**Records to process**
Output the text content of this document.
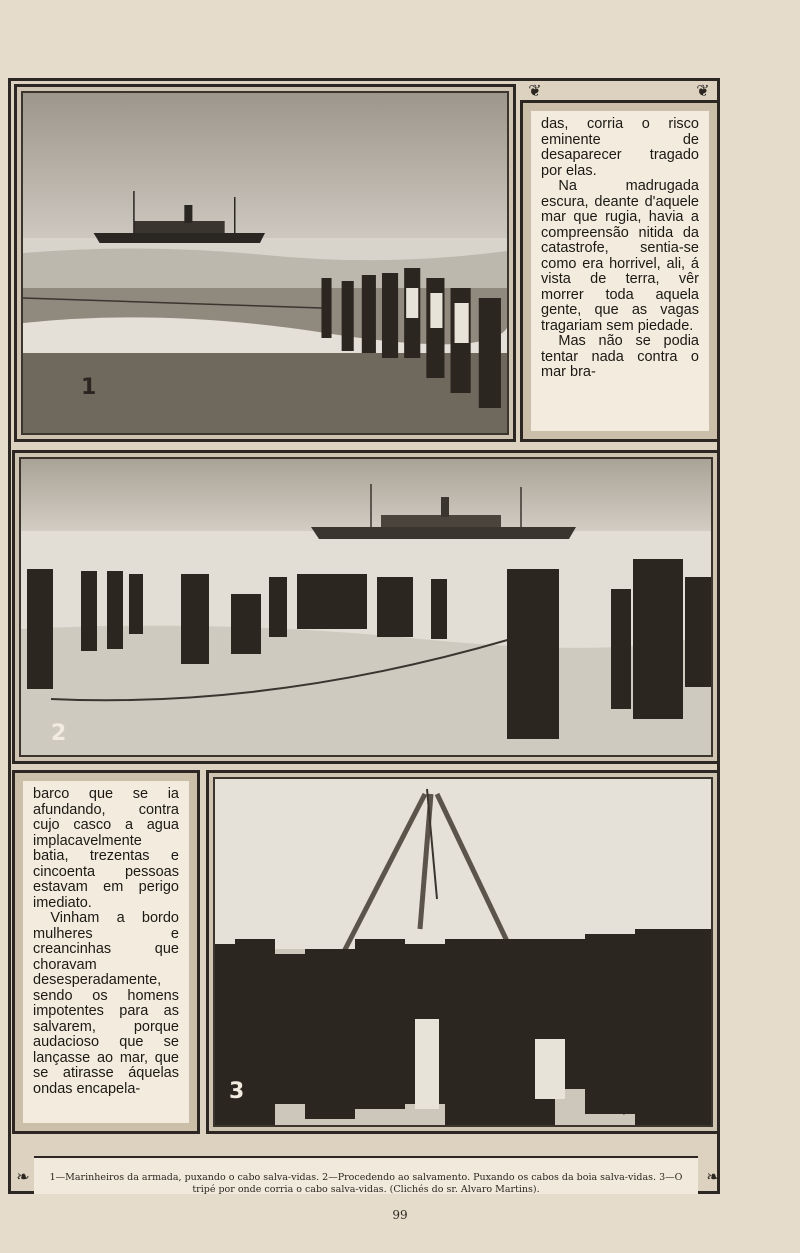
❦	❦
❧	❧
1

das, corria o risco eminente de desaparecer tragado por elas.

Na madrugada escura, deante d'aquele mar que rugia, havia a compreensão nitida da catastrofe, sentia-se como era horrivel, ali, á vista de terra, vêr morrer toda aquela gente, que as vagas tragariam sem piedade.

Mas não se podia tentar nada contra o mar bra-

2

barco que se ia afundando, contra cujo casco a agua implacavelmente batia, trezentas e cincoenta pessoas estavam em perigo imediato.

Vinham a bordo mulheres e creancinhas que choravam desesperadamente, sendo os homens impotentes para as salvarem, porque audacioso que se lançasse ao mar, que se atirasse áquelas ondas encapela-	3
1—Marinheiros da armada, puxando o cabo salva-vidas. 2—Procedendo ao salvamento. Puxando os cabos da boia salva-vidas. 3—O tripé por onde corria o cabo salva-vidas. (Clichés do sr. Alvaro Martins).
99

**What is expected**
Except for the pictures, copy the material above exactly.

**Reply to the exercise**
Output the text content of this document.
❦	❦
❧	❧
1

das, corria o risco eminente de desaparecer tragado por elas.

Na madrugada escura, deante d'aquele mar que rugia, havia a compreensão nitida da catastrofe, sentia-se como era horrivel, ali, á vista de terra, vêr morrer toda aquela gente, que as vagas tragariam sem piedade.

Mas não se podia tentar nada contra o mar bra-

2

barco que se ia afundando, contra cujo casco a agua implacavelmente batia, trezentas e cincoenta pessoas estavam em perigo imediato.

Vinham a bordo mulheres e creancinhas que choravam desesperadamente, sendo os homens impotentes para as salvarem, porque audacioso que se lançasse ao mar, que se atirasse áquelas ondas encapela-	3
1—Marinheiros da armada, puxando o cabo salva-vidas. 2—Procedendo ao salvamento. Puxando os cabos da boia salva-vidas. 3—O tripé por onde corria o cabo salva-vidas. (Clichés do sr. Alvaro Martins).
99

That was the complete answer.